* **TASK STATEMENT**
Set down exactly the lines from the one containing "Output a JSON" through the end of the records below, both included, and nothing else.

* **PROVIDED ENTRIES**

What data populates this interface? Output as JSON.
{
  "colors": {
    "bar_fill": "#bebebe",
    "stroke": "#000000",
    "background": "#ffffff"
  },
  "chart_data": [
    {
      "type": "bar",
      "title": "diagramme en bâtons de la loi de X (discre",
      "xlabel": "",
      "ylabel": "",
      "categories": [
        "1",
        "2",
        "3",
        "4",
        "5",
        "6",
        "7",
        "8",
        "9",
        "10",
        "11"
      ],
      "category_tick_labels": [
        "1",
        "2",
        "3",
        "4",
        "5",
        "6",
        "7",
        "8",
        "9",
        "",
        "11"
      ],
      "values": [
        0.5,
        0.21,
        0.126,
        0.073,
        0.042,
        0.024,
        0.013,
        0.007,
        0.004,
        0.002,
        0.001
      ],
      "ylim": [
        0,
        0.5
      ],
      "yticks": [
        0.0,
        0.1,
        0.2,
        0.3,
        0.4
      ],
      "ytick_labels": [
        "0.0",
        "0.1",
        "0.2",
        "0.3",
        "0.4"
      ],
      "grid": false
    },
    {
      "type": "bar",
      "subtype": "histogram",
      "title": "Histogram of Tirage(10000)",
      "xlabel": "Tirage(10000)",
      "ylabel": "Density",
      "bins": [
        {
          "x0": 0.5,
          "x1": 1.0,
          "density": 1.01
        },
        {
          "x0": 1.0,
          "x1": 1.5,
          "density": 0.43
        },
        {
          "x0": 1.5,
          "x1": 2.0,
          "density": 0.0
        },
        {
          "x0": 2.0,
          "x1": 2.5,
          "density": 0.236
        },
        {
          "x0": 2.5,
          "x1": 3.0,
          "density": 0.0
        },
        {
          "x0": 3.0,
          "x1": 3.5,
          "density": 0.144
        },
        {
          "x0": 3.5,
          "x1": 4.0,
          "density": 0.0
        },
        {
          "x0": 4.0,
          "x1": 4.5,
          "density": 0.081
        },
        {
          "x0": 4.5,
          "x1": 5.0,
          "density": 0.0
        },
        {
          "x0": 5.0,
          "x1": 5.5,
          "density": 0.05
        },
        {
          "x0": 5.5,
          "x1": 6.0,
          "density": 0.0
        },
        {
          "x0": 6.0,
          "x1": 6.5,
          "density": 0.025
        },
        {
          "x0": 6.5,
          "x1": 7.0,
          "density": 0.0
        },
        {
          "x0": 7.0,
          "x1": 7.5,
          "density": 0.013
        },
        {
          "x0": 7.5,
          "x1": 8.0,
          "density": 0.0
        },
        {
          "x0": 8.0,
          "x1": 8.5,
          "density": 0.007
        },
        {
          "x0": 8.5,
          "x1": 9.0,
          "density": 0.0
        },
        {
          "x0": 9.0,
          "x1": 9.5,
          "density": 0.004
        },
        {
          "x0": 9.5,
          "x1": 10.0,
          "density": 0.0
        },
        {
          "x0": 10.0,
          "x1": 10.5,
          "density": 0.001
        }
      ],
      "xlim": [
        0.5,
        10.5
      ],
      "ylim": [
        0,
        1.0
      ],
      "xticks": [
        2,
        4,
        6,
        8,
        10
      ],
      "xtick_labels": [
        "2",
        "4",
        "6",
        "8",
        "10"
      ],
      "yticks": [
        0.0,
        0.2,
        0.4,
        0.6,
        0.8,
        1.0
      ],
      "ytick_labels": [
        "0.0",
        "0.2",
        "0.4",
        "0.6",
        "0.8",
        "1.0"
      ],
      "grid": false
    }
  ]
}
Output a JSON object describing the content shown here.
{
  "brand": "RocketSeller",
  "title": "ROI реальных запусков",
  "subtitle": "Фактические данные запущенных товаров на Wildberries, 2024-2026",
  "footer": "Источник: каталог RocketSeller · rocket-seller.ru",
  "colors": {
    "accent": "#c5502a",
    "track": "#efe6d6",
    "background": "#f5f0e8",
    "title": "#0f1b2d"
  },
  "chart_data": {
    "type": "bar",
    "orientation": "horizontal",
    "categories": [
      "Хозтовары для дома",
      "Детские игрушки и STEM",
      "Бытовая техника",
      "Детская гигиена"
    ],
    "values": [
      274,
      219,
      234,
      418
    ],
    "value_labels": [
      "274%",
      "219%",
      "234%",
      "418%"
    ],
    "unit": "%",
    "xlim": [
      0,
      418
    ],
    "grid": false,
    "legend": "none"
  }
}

* **TASK OUTPUT**
Output a JSON object describing the content shown here.
{
  "brand": "RocketSeller",
  "title": "ROI реальных запусков",
  "subtitle": "Фактические данные запущенных товаров на Wildberries, 2024-2026",
  "footer": "Источник: каталог RocketSeller · rocket-seller.ru",
  "colors": {
    "accent": "#c5502a",
    "track": "#efe6d6",
    "background": "#f5f0e8",
    "title": "#0f1b2d"
  },
  "chart_data": {
    "type": "bar",
    "orientation": "horizontal",
    "categories": [
      "Хозтовары для дома",
      "Детские игрушки и STEM",
      "Бытовая техника",
      "Детская гигиена"
    ],
    "values": [
      274,
      219,
      234,
      418
    ],
    "value_labels": [
      "274%",
      "219%",
      "234%",
      "418%"
    ],
    "unit": "%",
    "xlim": [
      0,
      418
    ],
    "grid": false,
    "legend": "none"
  }
}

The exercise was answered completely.